[Entries with figure data]
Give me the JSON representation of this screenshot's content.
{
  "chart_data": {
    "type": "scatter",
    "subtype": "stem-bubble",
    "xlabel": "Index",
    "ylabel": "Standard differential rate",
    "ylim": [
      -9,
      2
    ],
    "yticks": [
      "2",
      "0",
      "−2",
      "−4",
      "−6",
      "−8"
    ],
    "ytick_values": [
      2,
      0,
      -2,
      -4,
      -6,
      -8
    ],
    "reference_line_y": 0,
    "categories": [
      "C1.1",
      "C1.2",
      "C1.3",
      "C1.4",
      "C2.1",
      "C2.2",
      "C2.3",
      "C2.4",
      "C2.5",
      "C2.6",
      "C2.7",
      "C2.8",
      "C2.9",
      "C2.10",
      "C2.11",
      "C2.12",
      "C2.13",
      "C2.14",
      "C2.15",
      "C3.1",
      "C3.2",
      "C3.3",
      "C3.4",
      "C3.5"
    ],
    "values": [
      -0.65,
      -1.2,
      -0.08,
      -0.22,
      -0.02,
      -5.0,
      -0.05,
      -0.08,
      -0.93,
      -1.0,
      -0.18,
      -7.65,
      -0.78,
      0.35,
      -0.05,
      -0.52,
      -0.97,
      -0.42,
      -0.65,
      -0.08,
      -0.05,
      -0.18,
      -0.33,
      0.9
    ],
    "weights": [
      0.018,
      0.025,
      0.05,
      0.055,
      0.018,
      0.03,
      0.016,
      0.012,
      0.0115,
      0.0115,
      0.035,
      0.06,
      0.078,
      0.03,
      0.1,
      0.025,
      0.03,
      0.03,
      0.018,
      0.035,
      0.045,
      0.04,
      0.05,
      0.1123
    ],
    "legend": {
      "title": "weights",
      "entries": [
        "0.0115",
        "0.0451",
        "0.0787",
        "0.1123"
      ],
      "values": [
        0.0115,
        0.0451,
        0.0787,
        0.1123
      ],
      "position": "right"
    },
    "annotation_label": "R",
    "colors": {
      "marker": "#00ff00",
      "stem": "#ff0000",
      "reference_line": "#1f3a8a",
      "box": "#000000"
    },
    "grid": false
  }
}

> _REQUIREMENTS_
Please output every record, keeping each line exact.

> _RESULT FOR THIS EXERCISE_
Give me the JSON representation of this screenshot's content.
{
  "chart_data": {
    "type": "scatter",
    "subtype": "stem-bubble",
    "xlabel": "Index",
    "ylabel": "Standard differential rate",
    "ylim": [
      -9,
      2
    ],
    "yticks": [
      "2",
      "0",
      "−2",
      "−4",
      "−6",
      "−8"
    ],
    "ytick_values": [
      2,
      0,
      -2,
      -4,
      -6,
      -8
    ],
    "reference_line_y": 0,
    "categories": [
      "C1.1",
      "C1.2",
      "C1.3",
      "C1.4",
      "C2.1",
      "C2.2",
      "C2.3",
      "C2.4",
      "C2.5",
      "C2.6",
      "C2.7",
      "C2.8",
      "C2.9",
      "C2.10",
      "C2.11",
      "C2.12",
      "C2.13",
      "C2.14",
      "C2.15",
      "C3.1",
      "C3.2",
      "C3.3",
      "C3.4",
      "C3.5"
    ],
    "values": [
      -0.65,
      -1.2,
      -0.08,
      -0.22,
      -0.02,
      -5.0,
      -0.05,
      -0.08,
      -0.93,
      -1.0,
      -0.18,
      -7.65,
      -0.78,
      0.35,
      -0.05,
      -0.52,
      -0.97,
      -0.42,
      -0.65,
      -0.08,
      -0.05,
      -0.18,
      -0.33,
      0.9
    ],
    "weights": [
      0.018,
      0.025,
      0.05,
      0.055,
      0.018,
      0.03,
      0.016,
      0.012,
      0.0115,
      0.0115,
      0.035,
      0.06,
      0.078,
      0.03,
      0.1,
      0.025,
      0.03,
      0.03,
      0.018,
      0.035,
      0.045,
      0.04,
      0.05,
      0.1123
    ],
    "legend": {
      "title": "weights",
      "entries": [
        "0.0115",
        "0.0451",
        "0.0787",
        "0.1123"
      ],
      "values": [
        0.0115,
        0.0451,
        0.0787,
        0.1123
      ],
      "position": "right"
    },
    "annotation_label": "R",
    "colors": {
      "marker": "#00ff00",
      "stem": "#ff0000",
      "reference_line": "#1f3a8a",
      "box": "#000000"
    },
    "grid": false
  }
}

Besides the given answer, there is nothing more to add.